**TO BE DONE**
Locate all lines in the data below that hold "color" and show them.

** Start of SOURCE MATERIAL **

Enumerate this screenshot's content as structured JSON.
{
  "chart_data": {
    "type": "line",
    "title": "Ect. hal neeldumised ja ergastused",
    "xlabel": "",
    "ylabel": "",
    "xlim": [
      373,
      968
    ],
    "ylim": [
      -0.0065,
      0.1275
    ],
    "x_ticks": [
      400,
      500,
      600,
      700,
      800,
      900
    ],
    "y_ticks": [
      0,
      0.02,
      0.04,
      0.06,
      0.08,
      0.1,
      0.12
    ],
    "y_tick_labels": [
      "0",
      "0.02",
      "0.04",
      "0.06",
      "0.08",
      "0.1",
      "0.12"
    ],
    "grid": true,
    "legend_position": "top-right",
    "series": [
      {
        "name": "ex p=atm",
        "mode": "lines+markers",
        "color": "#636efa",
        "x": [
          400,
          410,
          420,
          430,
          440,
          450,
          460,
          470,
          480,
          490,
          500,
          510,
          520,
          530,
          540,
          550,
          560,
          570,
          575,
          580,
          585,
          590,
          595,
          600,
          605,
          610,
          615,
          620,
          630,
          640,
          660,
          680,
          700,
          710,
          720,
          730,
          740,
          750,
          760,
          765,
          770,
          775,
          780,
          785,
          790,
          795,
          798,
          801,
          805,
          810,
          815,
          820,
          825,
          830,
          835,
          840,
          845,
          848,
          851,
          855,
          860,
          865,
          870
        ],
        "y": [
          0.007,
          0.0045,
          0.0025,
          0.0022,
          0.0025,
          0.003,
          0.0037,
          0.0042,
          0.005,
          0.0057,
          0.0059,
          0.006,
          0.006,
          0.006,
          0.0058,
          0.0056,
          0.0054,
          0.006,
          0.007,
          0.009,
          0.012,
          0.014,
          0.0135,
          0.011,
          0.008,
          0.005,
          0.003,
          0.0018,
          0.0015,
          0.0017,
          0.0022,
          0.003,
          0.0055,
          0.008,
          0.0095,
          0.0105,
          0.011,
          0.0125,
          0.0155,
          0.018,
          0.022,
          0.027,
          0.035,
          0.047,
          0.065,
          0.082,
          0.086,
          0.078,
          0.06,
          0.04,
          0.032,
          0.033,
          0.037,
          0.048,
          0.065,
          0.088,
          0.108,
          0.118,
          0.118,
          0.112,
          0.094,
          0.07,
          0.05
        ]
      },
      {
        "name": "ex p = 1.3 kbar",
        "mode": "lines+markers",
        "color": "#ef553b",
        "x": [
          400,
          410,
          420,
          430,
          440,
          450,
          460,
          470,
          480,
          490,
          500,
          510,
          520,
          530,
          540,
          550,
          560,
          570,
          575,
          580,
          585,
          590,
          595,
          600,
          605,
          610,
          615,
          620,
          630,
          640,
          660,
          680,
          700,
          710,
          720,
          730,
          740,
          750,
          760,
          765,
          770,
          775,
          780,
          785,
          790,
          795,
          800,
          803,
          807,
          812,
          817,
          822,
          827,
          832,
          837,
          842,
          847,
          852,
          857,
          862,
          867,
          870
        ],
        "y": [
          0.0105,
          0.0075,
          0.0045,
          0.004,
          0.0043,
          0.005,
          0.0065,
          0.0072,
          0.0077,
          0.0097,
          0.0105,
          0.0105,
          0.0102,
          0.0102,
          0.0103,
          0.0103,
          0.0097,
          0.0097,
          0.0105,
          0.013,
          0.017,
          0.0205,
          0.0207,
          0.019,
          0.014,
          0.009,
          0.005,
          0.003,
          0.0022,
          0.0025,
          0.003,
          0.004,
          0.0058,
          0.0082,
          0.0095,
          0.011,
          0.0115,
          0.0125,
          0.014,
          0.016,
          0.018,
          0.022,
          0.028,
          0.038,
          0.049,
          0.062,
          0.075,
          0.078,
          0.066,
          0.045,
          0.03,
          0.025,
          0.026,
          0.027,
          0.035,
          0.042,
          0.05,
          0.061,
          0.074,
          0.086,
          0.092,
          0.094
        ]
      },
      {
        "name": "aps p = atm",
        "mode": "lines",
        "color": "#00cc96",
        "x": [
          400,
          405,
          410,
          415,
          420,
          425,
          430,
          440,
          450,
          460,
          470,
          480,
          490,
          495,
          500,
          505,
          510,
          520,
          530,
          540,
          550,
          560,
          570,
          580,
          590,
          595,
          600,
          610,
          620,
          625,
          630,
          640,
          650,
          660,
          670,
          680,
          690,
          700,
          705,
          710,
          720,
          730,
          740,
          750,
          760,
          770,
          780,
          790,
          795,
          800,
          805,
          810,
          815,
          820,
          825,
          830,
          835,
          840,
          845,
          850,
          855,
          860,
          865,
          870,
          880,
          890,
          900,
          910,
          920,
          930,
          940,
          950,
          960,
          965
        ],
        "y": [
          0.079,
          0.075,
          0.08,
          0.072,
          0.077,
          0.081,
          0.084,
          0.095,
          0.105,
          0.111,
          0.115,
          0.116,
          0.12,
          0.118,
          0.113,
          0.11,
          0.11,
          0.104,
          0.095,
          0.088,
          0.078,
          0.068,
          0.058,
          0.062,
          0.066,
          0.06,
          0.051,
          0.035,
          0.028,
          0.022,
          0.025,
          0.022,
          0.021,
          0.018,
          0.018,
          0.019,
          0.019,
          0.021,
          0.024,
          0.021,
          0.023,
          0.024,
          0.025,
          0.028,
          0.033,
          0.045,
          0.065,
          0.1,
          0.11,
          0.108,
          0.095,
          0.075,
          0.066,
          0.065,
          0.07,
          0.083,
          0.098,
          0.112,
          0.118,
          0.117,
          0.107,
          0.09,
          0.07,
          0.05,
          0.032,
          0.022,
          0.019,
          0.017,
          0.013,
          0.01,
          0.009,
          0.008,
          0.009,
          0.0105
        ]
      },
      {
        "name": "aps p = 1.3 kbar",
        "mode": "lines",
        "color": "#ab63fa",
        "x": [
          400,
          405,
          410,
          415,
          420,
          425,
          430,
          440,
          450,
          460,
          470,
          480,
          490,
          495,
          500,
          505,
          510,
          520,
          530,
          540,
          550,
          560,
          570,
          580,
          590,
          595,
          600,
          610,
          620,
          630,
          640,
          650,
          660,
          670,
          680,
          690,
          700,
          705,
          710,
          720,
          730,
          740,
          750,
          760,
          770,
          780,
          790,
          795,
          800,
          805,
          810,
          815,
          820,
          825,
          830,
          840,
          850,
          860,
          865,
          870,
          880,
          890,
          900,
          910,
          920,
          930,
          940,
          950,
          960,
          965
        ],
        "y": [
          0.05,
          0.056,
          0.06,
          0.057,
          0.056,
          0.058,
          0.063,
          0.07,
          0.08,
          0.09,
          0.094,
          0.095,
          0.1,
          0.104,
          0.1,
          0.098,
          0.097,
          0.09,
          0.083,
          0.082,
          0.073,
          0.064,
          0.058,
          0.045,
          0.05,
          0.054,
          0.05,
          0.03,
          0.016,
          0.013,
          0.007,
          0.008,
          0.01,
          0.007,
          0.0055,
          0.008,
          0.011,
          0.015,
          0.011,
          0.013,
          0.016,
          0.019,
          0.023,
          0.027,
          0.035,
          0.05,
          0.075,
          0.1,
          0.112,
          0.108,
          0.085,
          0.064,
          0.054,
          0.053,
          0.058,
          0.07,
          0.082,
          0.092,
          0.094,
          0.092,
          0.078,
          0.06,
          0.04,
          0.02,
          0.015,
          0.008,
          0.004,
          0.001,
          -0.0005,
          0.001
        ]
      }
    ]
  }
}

** End of SOURCE MATERIAL **

**EXERCISE OUTPUT**
        "color": "#636efa",
        "color": "#ef553b",
        "color": "#00cc96",
        "color": "#ab63fa",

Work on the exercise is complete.